# PROBLEM TO SOLVE
Transcribe every line of the records verbatim.

# SUPPLIED DATA
┄┄┄┄┄┄┄┄┄┄

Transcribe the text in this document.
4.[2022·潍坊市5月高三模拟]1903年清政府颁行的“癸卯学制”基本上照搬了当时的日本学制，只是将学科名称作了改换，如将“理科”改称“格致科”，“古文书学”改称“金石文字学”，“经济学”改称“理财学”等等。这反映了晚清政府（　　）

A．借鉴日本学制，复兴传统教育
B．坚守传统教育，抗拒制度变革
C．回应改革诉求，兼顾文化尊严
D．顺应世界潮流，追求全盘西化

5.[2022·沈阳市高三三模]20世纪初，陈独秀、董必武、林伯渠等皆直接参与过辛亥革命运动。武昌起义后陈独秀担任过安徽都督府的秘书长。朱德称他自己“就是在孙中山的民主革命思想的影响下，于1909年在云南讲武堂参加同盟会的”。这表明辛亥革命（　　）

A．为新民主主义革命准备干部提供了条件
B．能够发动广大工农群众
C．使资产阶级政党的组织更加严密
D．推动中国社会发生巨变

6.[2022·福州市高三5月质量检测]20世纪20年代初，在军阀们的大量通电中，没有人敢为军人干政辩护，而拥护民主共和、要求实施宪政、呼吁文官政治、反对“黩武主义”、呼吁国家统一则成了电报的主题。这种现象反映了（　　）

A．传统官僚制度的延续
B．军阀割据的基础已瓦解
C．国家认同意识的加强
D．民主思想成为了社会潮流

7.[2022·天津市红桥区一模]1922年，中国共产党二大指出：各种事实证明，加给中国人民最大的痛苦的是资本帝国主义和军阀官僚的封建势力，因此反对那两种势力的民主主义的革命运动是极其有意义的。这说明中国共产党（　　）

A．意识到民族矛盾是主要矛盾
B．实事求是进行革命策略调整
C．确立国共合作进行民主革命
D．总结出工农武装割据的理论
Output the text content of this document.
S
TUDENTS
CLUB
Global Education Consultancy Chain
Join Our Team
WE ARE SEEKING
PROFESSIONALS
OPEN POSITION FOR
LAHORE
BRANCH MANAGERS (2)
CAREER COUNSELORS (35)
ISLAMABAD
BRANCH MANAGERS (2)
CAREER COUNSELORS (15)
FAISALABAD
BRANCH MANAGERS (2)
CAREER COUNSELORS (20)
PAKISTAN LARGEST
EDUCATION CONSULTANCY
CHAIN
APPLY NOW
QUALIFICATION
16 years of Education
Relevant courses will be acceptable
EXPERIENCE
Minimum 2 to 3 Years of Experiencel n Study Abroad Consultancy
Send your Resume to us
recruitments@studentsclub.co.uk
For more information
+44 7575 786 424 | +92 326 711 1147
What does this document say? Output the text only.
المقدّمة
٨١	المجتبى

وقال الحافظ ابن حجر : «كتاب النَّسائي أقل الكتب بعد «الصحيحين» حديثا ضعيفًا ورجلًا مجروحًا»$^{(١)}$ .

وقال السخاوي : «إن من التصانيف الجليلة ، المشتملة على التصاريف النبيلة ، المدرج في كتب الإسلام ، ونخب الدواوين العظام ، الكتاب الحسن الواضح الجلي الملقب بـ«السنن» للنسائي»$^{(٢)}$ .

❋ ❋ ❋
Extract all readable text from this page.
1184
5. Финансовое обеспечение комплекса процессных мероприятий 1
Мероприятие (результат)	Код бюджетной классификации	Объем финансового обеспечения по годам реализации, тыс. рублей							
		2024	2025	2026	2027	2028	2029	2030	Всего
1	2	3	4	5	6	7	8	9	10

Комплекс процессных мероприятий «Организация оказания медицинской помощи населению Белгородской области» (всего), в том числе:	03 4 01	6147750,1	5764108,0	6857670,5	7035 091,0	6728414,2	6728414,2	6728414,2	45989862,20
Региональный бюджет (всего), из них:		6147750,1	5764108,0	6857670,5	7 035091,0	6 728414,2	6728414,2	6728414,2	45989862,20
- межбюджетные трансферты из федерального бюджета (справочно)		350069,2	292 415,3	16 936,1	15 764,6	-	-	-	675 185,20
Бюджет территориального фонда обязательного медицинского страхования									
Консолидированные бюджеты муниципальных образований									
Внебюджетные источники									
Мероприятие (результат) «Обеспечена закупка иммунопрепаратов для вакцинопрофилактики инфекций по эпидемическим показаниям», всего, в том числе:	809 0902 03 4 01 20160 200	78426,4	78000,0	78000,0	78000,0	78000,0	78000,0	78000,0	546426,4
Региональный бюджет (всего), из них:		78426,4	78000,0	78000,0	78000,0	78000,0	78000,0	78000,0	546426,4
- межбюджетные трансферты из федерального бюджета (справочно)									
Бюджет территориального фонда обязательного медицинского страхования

┄┄┄┄┄┄┄┄┄┄

# COMPLETED EXERCISE
Transcribe the text in this document.
4.[2022·潍坊市5月高三模拟]1903年清政府颁行的“癸卯学制”基本上照搬了当时的日本学制，只是将学科名称作了改换，如将“理科”改称“格致科”，“古文书学”改称“金石文字学”，“经济学”改称“理财学”等等。这反映了晚清政府（　　）

A．借鉴日本学制，复兴传统教育
B．坚守传统教育，抗拒制度变革
C．回应改革诉求，兼顾文化尊严
D．顺应世界潮流，追求全盘西化

5.[2022·沈阳市高三三模]20世纪初，陈独秀、董必武、林伯渠等皆直接参与过辛亥革命运动。武昌起义后陈独秀担任过安徽都督府的秘书长。朱德称他自己“就是在孙中山的民主革命思想的影响下，于1909年在云南讲武堂参加同盟会的”。这表明辛亥革命（　　）

A．为新民主主义革命准备干部提供了条件
B．能够发动广大工农群众
C．使资产阶级政党的组织更加严密
D．推动中国社会发生巨变

6.[2022·福州市高三5月质量检测]20世纪20年代初，在军阀们的大量通电中，没有人敢为军人干政辩护，而拥护民主共和、要求实施宪政、呼吁文官政治、反对“黩武主义”、呼吁国家统一则成了电报的主题。这种现象反映了（　　）

A．传统官僚制度的延续
B．军阀割据的基础已瓦解
C．国家认同意识的加强
D．民主思想成为了社会潮流

7.[2022·天津市红桥区一模]1922年，中国共产党二大指出：各种事实证明，加给中国人民最大的痛苦的是资本帝国主义和军阀官僚的封建势力，因此反对那两种势力的民主主义的革命运动是极其有意义的。这说明中国共产党（　　）

A．意识到民族矛盾是主要矛盾
B．实事求是进行革命策略调整
C．确立国共合作进行民主革命
D．总结出工农武装割据的理论
Output the text content of this document.
S
TUDENTS
CLUB
Global Education Consultancy Chain
Join Our Team
WE ARE SEEKING
PROFESSIONALS
OPEN POSITION FOR
LAHORE
BRANCH MANAGERS (2)
CAREER COUNSELORS (35)
ISLAMABAD
BRANCH MANAGERS (2)
CAREER COUNSELORS (15)
FAISALABAD
BRANCH MANAGERS (2)
CAREER COUNSELORS (20)
PAKISTAN LARGEST
EDUCATION CONSULTANCY
CHAIN
APPLY NOW
QUALIFICATION
16 years of Education
Relevant courses will be acceptable
EXPERIENCE
Minimum 2 to 3 Years of Experiencel n Study Abroad Consultancy
Send your Resume to us
recruitments@studentsclub.co.uk
For more information
+44 7575 786 424 | +92 326 711 1147
What does this document say? Output the text only.
المقدّمة
٨١	المجتبى

وقال الحافظ ابن حجر : «كتاب النَّسائي أقل الكتب بعد «الصحيحين» حديثا ضعيفًا ورجلًا مجروحًا»$^{(١)}$ .

وقال السخاوي : «إن من التصانيف الجليلة ، المشتملة على التصاريف النبيلة ، المدرج في كتب الإسلام ، ونخب الدواوين العظام ، الكتاب الحسن الواضح الجلي الملقب بـ«السنن» للنسائي»$^{(٢)}$ .

❋ ❋ ❋
Extract all readable text from this page.
1184
5. Финансовое обеспечение комплекса процессных мероприятий 1
Мероприятие (результат)	Код бюджетной классификации	Объем финансового обеспечения по годам реализации, тыс. рублей							
		2024	2025	2026	2027	2028	2029	2030	Всего
1	2	3	4	5	6	7	8	9	10

Комплекс процессных мероприятий «Организация оказания медицинской помощи населению Белгородской области» (всего), в том числе:	03 4 01	6147750,1	5764108,0	6857670,5	7035 091,0	6728414,2	6728414,2	6728414,2	45989862,20
Региональный бюджет (всего), из них:		6147750,1	5764108,0	6857670,5	7 035091,0	6 728414,2	6728414,2	6728414,2	45989862,20
- межбюджетные трансферты из федерального бюджета (справочно)		350069,2	292 415,3	16 936,1	15 764,6	-	-	-	675 185,20
Бюджет территориального фонда обязательного медицинского страхования									
Консолидированные бюджеты муниципальных образований									
Внебюджетные источники									
Мероприятие (результат) «Обеспечена закупка иммунопрепаратов для вакцинопрофилактики инфекций по эпидемическим показаниям», всего, в том числе:	809 0902 03 4 01 20160 200	78426,4	78000,0	78000,0	78000,0	78000,0	78000,0	78000,0	546426,4
Региональный бюджет (всего), из них:		78426,4	78000,0	78000,0	78000,0	78000,0	78000,0	78000,0	546426,4
- межбюджетные трансферты из федерального бюджета (справочно)									
Бюджет территориального фонда обязательного медицинского страхования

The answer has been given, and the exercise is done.